§ **Dataset rows**:
################
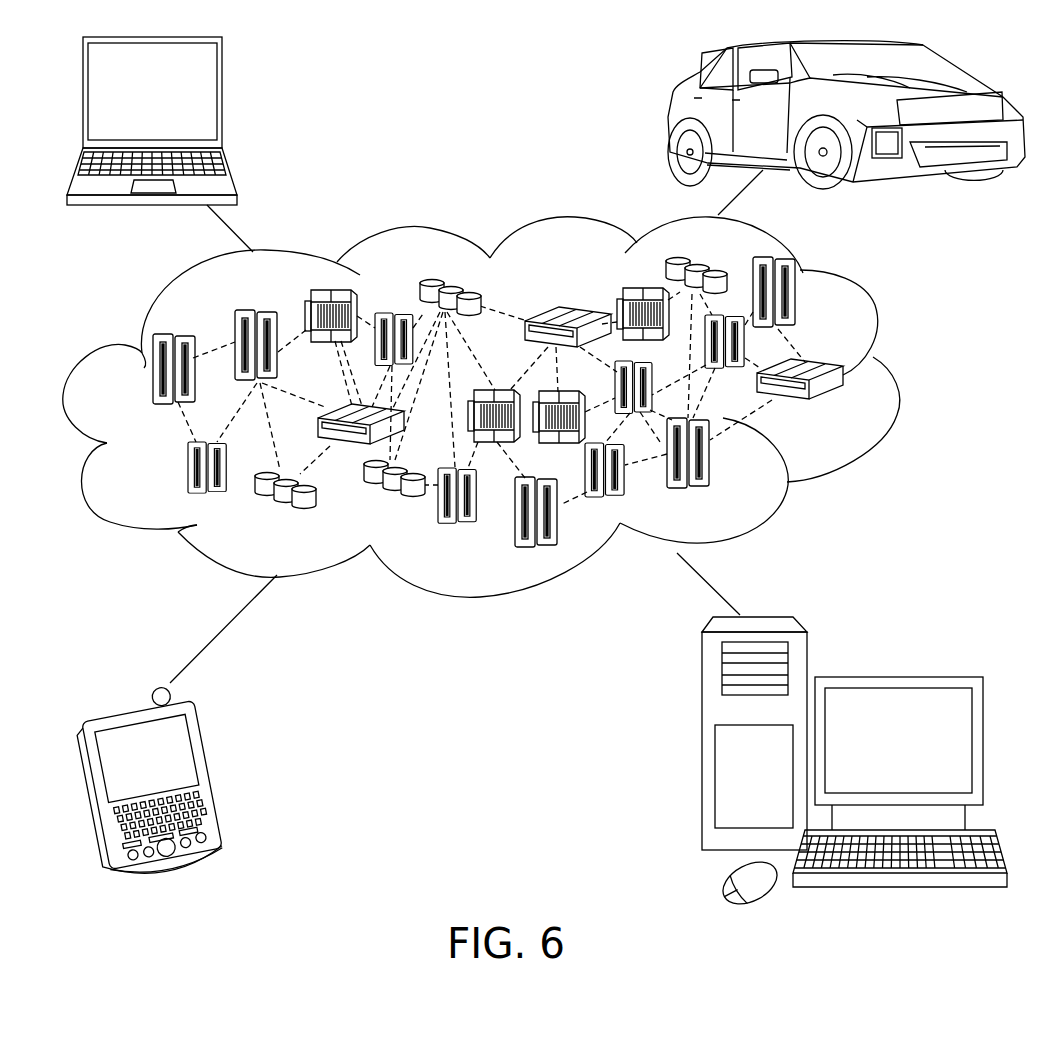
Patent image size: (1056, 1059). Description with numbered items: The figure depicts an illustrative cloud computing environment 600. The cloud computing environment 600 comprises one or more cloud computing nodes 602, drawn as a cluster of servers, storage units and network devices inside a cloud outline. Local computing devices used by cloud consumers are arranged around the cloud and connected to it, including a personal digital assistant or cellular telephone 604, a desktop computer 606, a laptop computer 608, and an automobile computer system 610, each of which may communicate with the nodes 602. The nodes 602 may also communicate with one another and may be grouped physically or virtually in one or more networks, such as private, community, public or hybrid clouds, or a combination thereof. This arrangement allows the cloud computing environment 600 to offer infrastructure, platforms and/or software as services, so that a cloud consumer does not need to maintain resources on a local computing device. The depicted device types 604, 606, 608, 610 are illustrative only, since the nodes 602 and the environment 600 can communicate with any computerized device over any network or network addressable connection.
################
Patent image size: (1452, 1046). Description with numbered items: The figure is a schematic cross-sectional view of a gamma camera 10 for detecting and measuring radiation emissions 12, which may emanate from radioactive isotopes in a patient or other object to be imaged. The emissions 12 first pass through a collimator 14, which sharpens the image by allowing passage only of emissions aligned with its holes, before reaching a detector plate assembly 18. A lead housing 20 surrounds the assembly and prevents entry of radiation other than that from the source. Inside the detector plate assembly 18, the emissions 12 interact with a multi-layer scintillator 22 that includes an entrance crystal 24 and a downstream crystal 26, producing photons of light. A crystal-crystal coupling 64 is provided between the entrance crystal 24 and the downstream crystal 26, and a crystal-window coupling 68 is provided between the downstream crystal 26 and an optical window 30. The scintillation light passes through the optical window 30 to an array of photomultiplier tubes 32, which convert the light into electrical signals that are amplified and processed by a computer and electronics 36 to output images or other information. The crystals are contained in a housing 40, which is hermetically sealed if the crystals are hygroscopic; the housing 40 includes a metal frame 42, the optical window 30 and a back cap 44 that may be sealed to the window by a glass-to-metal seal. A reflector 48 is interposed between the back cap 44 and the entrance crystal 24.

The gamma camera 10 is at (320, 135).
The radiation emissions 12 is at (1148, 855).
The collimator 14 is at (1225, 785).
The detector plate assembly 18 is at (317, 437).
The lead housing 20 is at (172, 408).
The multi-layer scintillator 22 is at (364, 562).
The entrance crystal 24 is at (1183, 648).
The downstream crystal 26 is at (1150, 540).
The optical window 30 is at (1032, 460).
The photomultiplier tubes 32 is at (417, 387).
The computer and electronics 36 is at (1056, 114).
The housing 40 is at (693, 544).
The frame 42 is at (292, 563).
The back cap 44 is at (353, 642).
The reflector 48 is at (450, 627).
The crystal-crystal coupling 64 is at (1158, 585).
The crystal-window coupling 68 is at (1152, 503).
################
§ **Exercise prompt**:
Write out the lines of the data from the line containing "Patent image size: (1452, 1046)." through the line containing "The crystal-window coupling", including both of those lines, and nothing else.

§ **Response to the exercise**:
Patent image size: (1452, 1046). Description with numbered items: The figure is a schematic cross-sectional view of a gamma camera 10 for detecting and measuring radiation emissions 12, which may emanate from radioactive isotopes in a patient or other object to be imaged. The emissions 12 first pass through a collimator 14, which sharpens the image by allowing passage only of emissions aligned with its holes, before reaching a detector plate assembly 18. A lead housing 20 surrounds the assembly and prevents entry of radiation other than that from the source. Inside the detector plate assembly 18, the emissions 12 interact with a multi-layer scintillator 22 that includes an entrance crystal 24 and a downstream crystal 26, producing photons of light. A crystal-crystal coupling 64 is provided between the entrance crystal 24 and the downstream crystal 26, and a crystal-window coupling 68 is provided between the downstream crystal 26 and an optical window 30. The scintillation light passes through the optical window 30 to an array of photomultiplier tubes 32, which convert the light into electrical signals that are amplified and processed by a computer and electronics 36 to output images or other information. The crystals are contained in a housing 40, which is hermetically sealed if the crystals are hygroscopic; the housing 40 includes a metal frame 42, the optical window 30 and a back cap 44 that may be sealed to the window by a glass-to-metal seal. A reflector 48 is interposed between the back cap 44 and the entrance crystal 24.

The gamma camera 10 is at (320, 135).
The radiation emissions 12 is at (1148, 855).
The collimator 14 is at (1225, 785).
The detector plate assembly 18 is at (317, 437).
The lead housing 20 is at (172, 408).
The multi-layer scintillator 22 is at (364, 562).
The entrance crystal 24 is at (1183, 648).
The downstream crystal 26 is at (1150, 540).
The optical window 30 is at (1032, 460).
The photomultiplier tubes 32 is at (417, 387).
The computer and electronics 36 is at (1056, 114).
The housing 40 is at (693, 544).
The frame 42 is at (292, 563).
The back cap 44 is at (353, 642).
The reflector 48 is at (450, 627).
The crystal-crystal coupling 64 is at (1158, 585).
The crystal-window coupling 68 is at (1152, 503).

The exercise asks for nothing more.